◆ **PROBLEM TO WORK ON**
Scan the lines below for the string "全市各地各部门党委" and copy every one that has it.

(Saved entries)
---+---
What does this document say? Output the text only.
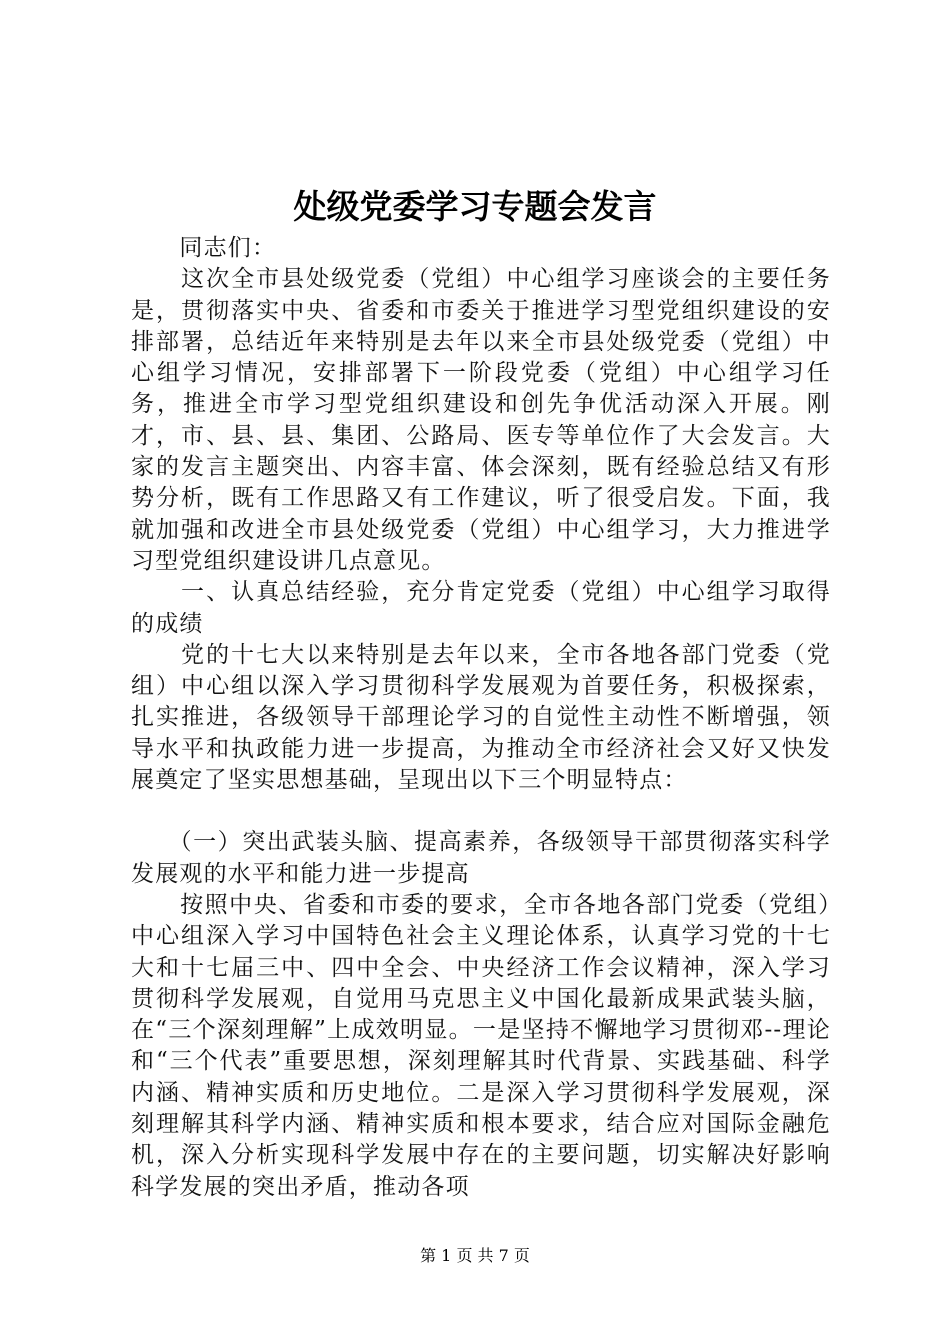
处级党委学习专题会发言

　　同志们：

　　这次全市县处级党委（党组）中心组学习座谈会的主要任务是，贯彻落实中央、省委和市委关于推进学习型党组织建设的安排部署，总结近年来特别是去年以来全市县处级党委（党组）中心组学习情况，安排部署下一阶段党委（党组）中心组学习任务，推进全市学习型党组织建设和创先争优活动深入开展。刚才，市、县、县、集团、公路局、医专等单位作了大会发言。大家的发言主题突出、内容丰富、体会深刻，既有经验总结又有形势分析，既有工作思路又有工作建议，听了很受启发。下面，我就加强和改进全市县处级党委（党组）中心组学习，大力推进学习型党组织建设讲几点意见。

　　一、认真总结经验，充分肯定党委（党组）中心组学习取得的成绩

　　党的十七大以来特别是去年以来，全市各地各部门党委（党组）中心组以深入学习贯彻科学发展观为首要任务，积极探索，扎实推进，各级领导干部理论学习的自觉性主动性不断增强，领导水平和执政能力进一步提高，为推动全市经济社会又好又快发展奠定了坚实思想基础，呈现出以下三个明显特点：

　　（一）突出武装头脑、提高素养，各级领导干部贯彻落实科学发展观的水平和能力进一步提高

　　按照中央、省委和市委的要求，全市各地各部门党委（党组）中心组深入学习中国特色社会主义理论体系，认真学习党的十七大和十七届三中、四中全会、中央经济工作会议精神，深入学习贯彻科学发展观，自觉用马克思主义中国化最新成果武装头脑，在“三个深刻理解”上成效明显。一是坚持不懈地学习贯彻邓--理论和“三个代表”重要思想，深刻理解其时代背景、实践基础、科学内涵、精神实质和历史地位。二是深入学习贯彻科学发展观，深刻理解其科学内涵、精神实质和根本要求，结合应对国际金融危机，深入分析实现科学发展中存在的主要问题，切实解决好影响科学发展的突出矛盾，推动各项

第 1 页 共 7 页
---+---
◆ **CORRECT RESULT**
　　党的十七大以来特别是去年以来，全市各地各部门党委（党组）中心组以深入学习贯彻科学发展观为首要任务，积极探索，扎实推进，各级领导干部理论学习的自觉性主动性不断增强，领导水平和执政能力进一步提高，为推动全市经济社会又好又快发展奠定了坚实思想基础，呈现出以下三个明显特点：
　　按照中央、省委和市委的要求，全市各地各部门党委（党组）中心组深入学习中国特色社会主义理论体系，认真学习党的十七大和十七届三中、四中全会、中央经济工作会议精神，深入学习贯彻科学发展观，自觉用马克思主义中国化最新成果武装头脑，在“三个深刻理解”上成效明显。一是坚持不懈地学习贯彻邓--理论和“三个代表”重要思想，深刻理解其时代背景、实践基础、科学内涵、精神实质和历史地位。二是深入学习贯彻科学发展观，深刻理解其科学内涵、精神实质和根本要求，结合应对国际金融危机，深入分析实现科学发展中存在的主要问题，切实解决好影响科学发展的突出矛盾，推动各项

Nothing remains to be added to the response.